** BEGIN Exercise inputs **

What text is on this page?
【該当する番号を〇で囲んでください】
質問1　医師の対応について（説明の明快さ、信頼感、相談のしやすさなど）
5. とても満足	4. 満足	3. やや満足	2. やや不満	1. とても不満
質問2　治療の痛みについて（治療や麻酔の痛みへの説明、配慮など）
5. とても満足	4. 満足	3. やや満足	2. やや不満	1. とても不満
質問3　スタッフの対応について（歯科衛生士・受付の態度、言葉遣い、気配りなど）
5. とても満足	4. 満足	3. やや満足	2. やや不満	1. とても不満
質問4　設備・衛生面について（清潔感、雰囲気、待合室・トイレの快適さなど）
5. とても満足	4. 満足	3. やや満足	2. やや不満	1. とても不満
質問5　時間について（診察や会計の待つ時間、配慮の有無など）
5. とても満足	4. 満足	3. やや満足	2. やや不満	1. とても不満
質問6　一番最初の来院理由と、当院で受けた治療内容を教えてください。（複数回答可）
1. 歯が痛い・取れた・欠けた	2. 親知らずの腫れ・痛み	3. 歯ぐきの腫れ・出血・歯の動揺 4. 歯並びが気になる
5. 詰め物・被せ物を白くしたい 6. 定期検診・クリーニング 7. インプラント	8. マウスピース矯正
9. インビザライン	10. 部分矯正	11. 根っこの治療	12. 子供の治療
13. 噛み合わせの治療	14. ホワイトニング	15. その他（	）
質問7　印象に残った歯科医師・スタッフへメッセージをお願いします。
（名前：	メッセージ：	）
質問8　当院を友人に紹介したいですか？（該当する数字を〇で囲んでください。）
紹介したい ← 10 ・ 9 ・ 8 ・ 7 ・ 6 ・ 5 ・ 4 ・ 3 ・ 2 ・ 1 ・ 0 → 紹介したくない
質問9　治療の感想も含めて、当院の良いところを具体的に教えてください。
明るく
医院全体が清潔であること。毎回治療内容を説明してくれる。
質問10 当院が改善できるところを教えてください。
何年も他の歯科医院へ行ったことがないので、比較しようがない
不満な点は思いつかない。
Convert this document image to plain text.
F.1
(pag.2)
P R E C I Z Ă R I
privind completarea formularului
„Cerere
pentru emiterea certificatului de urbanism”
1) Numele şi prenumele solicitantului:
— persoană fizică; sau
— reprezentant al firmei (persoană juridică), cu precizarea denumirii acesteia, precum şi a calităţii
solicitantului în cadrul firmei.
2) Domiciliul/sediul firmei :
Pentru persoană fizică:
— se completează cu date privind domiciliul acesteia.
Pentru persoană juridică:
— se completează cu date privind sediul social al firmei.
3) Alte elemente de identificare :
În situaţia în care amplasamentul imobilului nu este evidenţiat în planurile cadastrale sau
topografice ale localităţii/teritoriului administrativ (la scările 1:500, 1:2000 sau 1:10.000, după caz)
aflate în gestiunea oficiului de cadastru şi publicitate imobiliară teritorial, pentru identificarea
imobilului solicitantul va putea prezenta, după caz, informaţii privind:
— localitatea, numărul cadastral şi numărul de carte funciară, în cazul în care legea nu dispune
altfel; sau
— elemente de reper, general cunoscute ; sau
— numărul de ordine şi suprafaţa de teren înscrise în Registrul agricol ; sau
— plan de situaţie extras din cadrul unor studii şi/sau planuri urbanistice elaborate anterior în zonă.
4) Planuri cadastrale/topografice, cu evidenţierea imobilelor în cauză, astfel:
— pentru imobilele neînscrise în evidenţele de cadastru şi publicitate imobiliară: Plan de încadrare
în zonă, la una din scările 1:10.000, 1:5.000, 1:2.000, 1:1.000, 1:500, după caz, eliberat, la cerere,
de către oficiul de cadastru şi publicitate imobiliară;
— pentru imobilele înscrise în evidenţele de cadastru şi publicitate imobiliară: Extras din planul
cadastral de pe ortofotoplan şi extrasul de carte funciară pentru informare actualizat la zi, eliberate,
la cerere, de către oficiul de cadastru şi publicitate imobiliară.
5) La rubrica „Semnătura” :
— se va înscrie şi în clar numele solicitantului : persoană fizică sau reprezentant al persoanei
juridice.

** END Exercise inputs **

Copy all the records above precisely.

What text is on this page?
【該当する番号を〇で囲んでください】
質問1　医師の対応について（説明の明快さ、信頼感、相談のしやすさなど）
5. とても満足	4. 満足	3. やや満足	2. やや不満	1. とても不満
質問2　治療の痛みについて（治療や麻酔の痛みへの説明、配慮など）
5. とても満足	4. 満足	3. やや満足	2. やや不満	1. とても不満
質問3　スタッフの対応について（歯科衛生士・受付の態度、言葉遣い、気配りなど）
5. とても満足	4. 満足	3. やや満足	2. やや不満	1. とても不満
質問4　設備・衛生面について（清潔感、雰囲気、待合室・トイレの快適さなど）
5. とても満足	4. 満足	3. やや満足	2. やや不満	1. とても不満
質問5　時間について（診察や会計の待つ時間、配慮の有無など）
5. とても満足	4. 満足	3. やや満足	2. やや不満	1. とても不満
質問6　一番最初の来院理由と、当院で受けた治療内容を教えてください。（複数回答可）
1. 歯が痛い・取れた・欠けた	2. 親知らずの腫れ・痛み	3. 歯ぐきの腫れ・出血・歯の動揺 4. 歯並びが気になる
5. 詰め物・被せ物を白くしたい 6. 定期検診・クリーニング 7. インプラント	8. マウスピース矯正
9. インビザライン	10. 部分矯正	11. 根っこの治療	12. 子供の治療
13. 噛み合わせの治療	14. ホワイトニング	15. その他（	）
質問7　印象に残った歯科医師・スタッフへメッセージをお願いします。
（名前：	メッセージ：	）
質問8　当院を友人に紹介したいですか？（該当する数字を〇で囲んでください。）
紹介したい ← 10 ・ 9 ・ 8 ・ 7 ・ 6 ・ 5 ・ 4 ・ 3 ・ 2 ・ 1 ・ 0 → 紹介したくない
質問9　治療の感想も含めて、当院の良いところを具体的に教えてください。
明るく
医院全体が清潔であること。毎回治療内容を説明してくれる。
質問10 当院が改善できるところを教えてください。
何年も他の歯科医院へ行ったことがないので、比較しようがない
不満な点は思いつかない。
Convert this document image to plain text.
F.1
(pag.2)
P R E C I Z Ă R I
privind completarea formularului
„Cerere
pentru emiterea certificatului de urbanism”
1) Numele şi prenumele solicitantului:
— persoană fizică; sau
— reprezentant al firmei (persoană juridică), cu precizarea denumirii acesteia, precum şi a calităţii
solicitantului în cadrul firmei.
2) Domiciliul/sediul firmei :
Pentru persoană fizică:
— se completează cu date privind domiciliul acesteia.
Pentru persoană juridică:
— se completează cu date privind sediul social al firmei.
3) Alte elemente de identificare :
În situaţia în care amplasamentul imobilului nu este evidenţiat în planurile cadastrale sau
topografice ale localităţii/teritoriului administrativ (la scările 1:500, 1:2000 sau 1:10.000, după caz)
aflate în gestiunea oficiului de cadastru şi publicitate imobiliară teritorial, pentru identificarea
imobilului solicitantul va putea prezenta, după caz, informaţii privind:
— localitatea, numărul cadastral şi numărul de carte funciară, în cazul în care legea nu dispune
altfel; sau
— elemente de reper, general cunoscute ; sau
— numărul de ordine şi suprafaţa de teren înscrise în Registrul agricol ; sau
— plan de situaţie extras din cadrul unor studii şi/sau planuri urbanistice elaborate anterior în zonă.
4) Planuri cadastrale/topografice, cu evidenţierea imobilelor în cauză, astfel:
— pentru imobilele neînscrise în evidenţele de cadastru şi publicitate imobiliară: Plan de încadrare
în zonă, la una din scările 1:10.000, 1:5.000, 1:2.000, 1:1.000, 1:500, după caz, eliberat, la cerere,
de către oficiul de cadastru şi publicitate imobiliară;
— pentru imobilele înscrise în evidenţele de cadastru şi publicitate imobiliară: Extras din planul
cadastral de pe ortofotoplan şi extrasul de carte funciară pentru informare actualizat la zi, eliberate,
la cerere, de către oficiul de cadastru şi publicitate imobiliară.
5) La rubrica „Semnătura” :
— se va înscrie şi în clar numele solicitantului : persoană fizică sau reprezentant al persoanei
juridice.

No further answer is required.